• [本文抜粋]

------------------------------------------------------------------------

代打が主だったとは言え、打率 .156、ホームラン1本というのは彼本来の能力を片鱗すら見せることができなかったことを意味している。
そして追い打ちをかけるように、今オフに入って間も無くの右肘靭帯修復手術のニュースがあった。おそらく、今シーズンを通じて右肘の異常を抱えながらのプレーだったのだろう。
しかし、災い転じて福となす、という諺もある。
インターネット上でも誤解されている方が多いように見受けられるが(私自身、最初は誤解していた)、彼の受けた手術は靭帯再建術つまりトミージョン手術ではなく、靭帯修復術である。
トミージョン手術は劣化した肘を除去してから自分の他の部位の靭帯を移植するものであり、術後の回復期間が長いという特徴があるが、靭帯修復術は靭帯の損傷部分を縫合あるいは固定することによって文字通り「修復」するものであり、トミージョン手術の半分以下の期間で復帰が可能となる。
最近の論文(肘内側側副靭帯新鮮単独損傷に対する手術成績、鶴田ほか、2017年)によれば、柔道や新体操などの肘の負担の大きいスポーツでも完全復帰までの期間は3〜6ヶ月(平均3.4ヶ月)ということらしい。
だとすれば、10月24日に手術を受けたオースティン選手の完全復帰は早くて1月下旬。
平均的な経過を辿ったとして2月中旬、遅くとも4月中には完全復帰が可能となる。

------------------------------------------------------------------------

• [提供データ]
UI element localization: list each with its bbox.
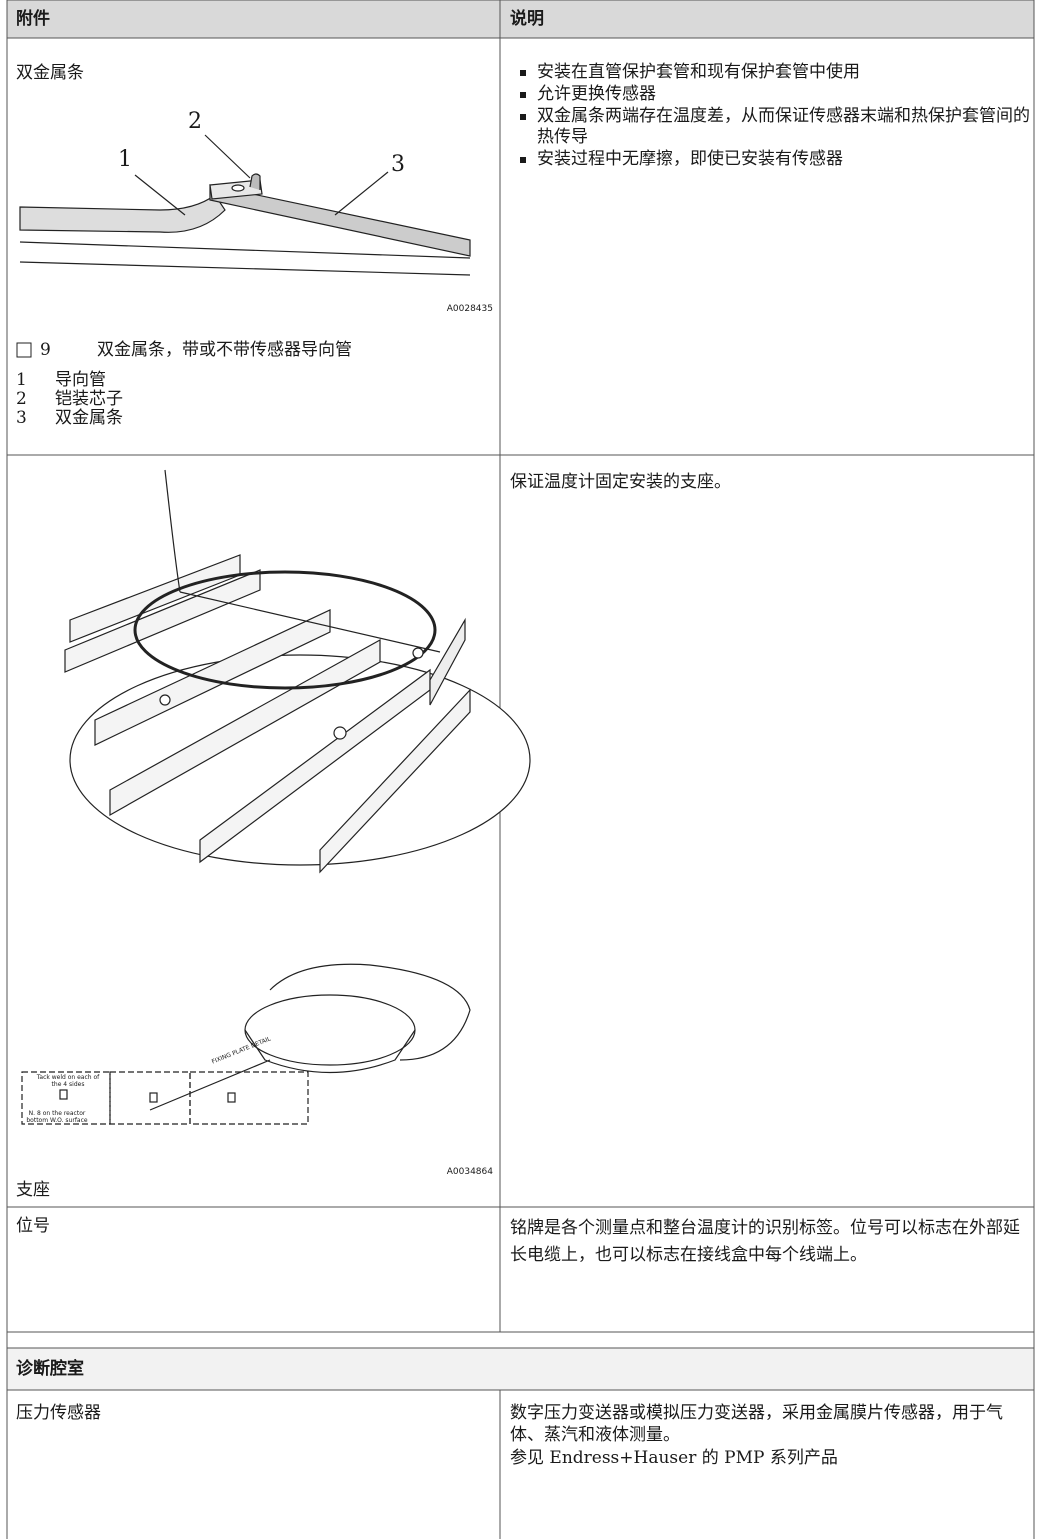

------------------------------------------------------------------------

• [指示 1]
本文について、次の問いに答えてください。
(a) オースティン選手が手術を受けた日付は何月何日か。
(b) 打率はいくつと書かれているか。
(c) 引用されている論文の著者と発表年は何か。
• [指示 2] 本文に出てくる「〜月」という月名を、出てくる順にすべて挙げよ。
• [指示 3] 本文のうち、「最近の論文(肘内側側副靭帯新」から「平均的な経過を辿ったとして2月中旬、遅くとも4月中には完全復帰が可能となる。」までを書き写せ。
データは参照しなくてよい。

• [最終回答 1]
(a) 10月24日
(b) .156
(c) 鶴田ほか、2017年

• [最終回答 2] 10月、1月、2月、4月

• [最終回答 3]
最近の論文(肘内側側副靭帯新鮮単独損傷に対する手術成績、鶴田ほか、2017年)によれば、柔道や新体操などの肘の負担の大きいスポーツでも完全復帰までの期間は3〜6ヶ月(平均3.4ヶ月)ということらしい。
だとすれば、10月24日に手術を受けたオースティン選手の完全復帰は早くて1月下旬。
平均的な経過を辿ったとして2月中旬、遅くとも4月中には完全復帰が可能となる。